Exercise materials

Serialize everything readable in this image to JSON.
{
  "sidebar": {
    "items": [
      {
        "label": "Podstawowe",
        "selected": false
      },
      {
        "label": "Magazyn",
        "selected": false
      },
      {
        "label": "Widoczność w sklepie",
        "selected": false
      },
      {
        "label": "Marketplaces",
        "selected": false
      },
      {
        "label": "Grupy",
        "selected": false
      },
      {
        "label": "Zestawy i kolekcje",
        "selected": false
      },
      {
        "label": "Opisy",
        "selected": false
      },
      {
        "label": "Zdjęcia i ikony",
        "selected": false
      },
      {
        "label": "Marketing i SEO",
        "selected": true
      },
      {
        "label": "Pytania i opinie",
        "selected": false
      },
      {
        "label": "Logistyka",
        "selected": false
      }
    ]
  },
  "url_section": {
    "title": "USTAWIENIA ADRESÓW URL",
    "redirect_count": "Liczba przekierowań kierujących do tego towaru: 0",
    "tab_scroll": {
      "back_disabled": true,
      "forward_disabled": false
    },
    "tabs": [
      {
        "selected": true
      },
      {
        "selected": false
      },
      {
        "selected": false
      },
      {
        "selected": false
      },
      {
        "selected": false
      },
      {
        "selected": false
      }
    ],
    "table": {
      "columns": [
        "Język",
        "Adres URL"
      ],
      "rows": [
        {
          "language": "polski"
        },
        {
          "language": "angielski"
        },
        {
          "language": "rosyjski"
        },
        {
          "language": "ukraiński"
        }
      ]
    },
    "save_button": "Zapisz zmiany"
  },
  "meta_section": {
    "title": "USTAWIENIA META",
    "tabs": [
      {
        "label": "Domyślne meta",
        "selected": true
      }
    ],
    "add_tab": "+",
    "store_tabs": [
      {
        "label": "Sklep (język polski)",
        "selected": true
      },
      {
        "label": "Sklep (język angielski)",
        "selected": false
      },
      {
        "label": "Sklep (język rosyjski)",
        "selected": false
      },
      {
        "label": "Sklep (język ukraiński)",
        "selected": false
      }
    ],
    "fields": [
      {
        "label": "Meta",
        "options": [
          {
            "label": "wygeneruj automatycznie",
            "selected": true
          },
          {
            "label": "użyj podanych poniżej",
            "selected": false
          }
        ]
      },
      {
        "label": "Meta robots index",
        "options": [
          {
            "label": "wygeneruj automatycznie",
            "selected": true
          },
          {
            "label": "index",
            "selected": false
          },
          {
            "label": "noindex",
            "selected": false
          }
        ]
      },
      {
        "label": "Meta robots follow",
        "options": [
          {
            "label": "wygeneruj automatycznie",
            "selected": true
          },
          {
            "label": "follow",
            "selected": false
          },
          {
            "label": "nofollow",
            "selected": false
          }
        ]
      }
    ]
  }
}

Problem
Type the material above out again, exactly.

The answer
Serialize everything readable in this image to JSON.
{
  "sidebar": {
    "items": [
      {
        "label": "Podstawowe",
        "selected": false
      },
      {
        "label": "Magazyn",
        "selected": false
      },
      {
        "label": "Widoczność w sklepie",
        "selected": false
      },
      {
        "label": "Marketplaces",
        "selected": false
      },
      {
        "label": "Grupy",
        "selected": false
      },
      {
        "label": "Zestawy i kolekcje",
        "selected": false
      },
      {
        "label": "Opisy",
        "selected": false
      },
      {
        "label": "Zdjęcia i ikony",
        "selected": false
      },
      {
        "label": "Marketing i SEO",
        "selected": true
      },
      {
        "label": "Pytania i opinie",
        "selected": false
      },
      {
        "label": "Logistyka",
        "selected": false
      }
    ]
  },
  "url_section": {
    "title": "USTAWIENIA ADRESÓW URL",
    "redirect_count": "Liczba przekierowań kierujących do tego towaru: 0",
    "tab_scroll": {
      "back_disabled": true,
      "forward_disabled": false
    },
    "tabs": [
      {
        "selected": true
      },
      {
        "selected": false
      },
      {
        "selected": false
      },
      {
        "selected": false
      },
      {
        "selected": false
      },
      {
        "selected": false
      }
    ],
    "table": {
      "columns": [
        "Język",
        "Adres URL"
      ],
      "rows": [
        {
          "language": "polski"
        },
        {
          "language": "angielski"
        },
        {
          "language": "rosyjski"
        },
        {
          "language": "ukraiński"
        }
      ]
    },
    "save_button": "Zapisz zmiany"
  },
  "meta_section": {
    "title": "USTAWIENIA META",
    "tabs": [
      {
        "label": "Domyślne meta",
        "selected": true
      }
    ],
    "add_tab": "+",
    "store_tabs": [
      {
        "label": "Sklep (język polski)",
        "selected": true
      },
      {
        "label": "Sklep (język angielski)",
        "selected": false
      },
      {
        "label": "Sklep (język rosyjski)",
        "selected": false
      },
      {
        "label": "Sklep (język ukraiński)",
        "selected": false
      }
    ],
    "fields": [
      {
        "label": "Meta",
        "options": [
          {
            "label": "wygeneruj automatycznie",
            "selected": true
          },
          {
            "label": "użyj podanych poniżej",
            "selected": false
          }
        ]
      },
      {
        "label": "Meta robots index",
        "options": [
          {
            "label": "wygeneruj automatycznie",
            "selected": true
          },
          {
            "label": "index",
            "selected": false
          },
          {
            "label": "noindex",
            "selected": false
          }
        ]
      },
      {
        "label": "Meta robots follow",
        "options": [
          {
            "label": "wygeneruj automatycznie",
            "selected": true
          },
          {
            "label": "follow",
            "selected": false
          },
          {
            "label": "nofollow",
            "selected": false
          }
        ]
      }
    ]
  }
}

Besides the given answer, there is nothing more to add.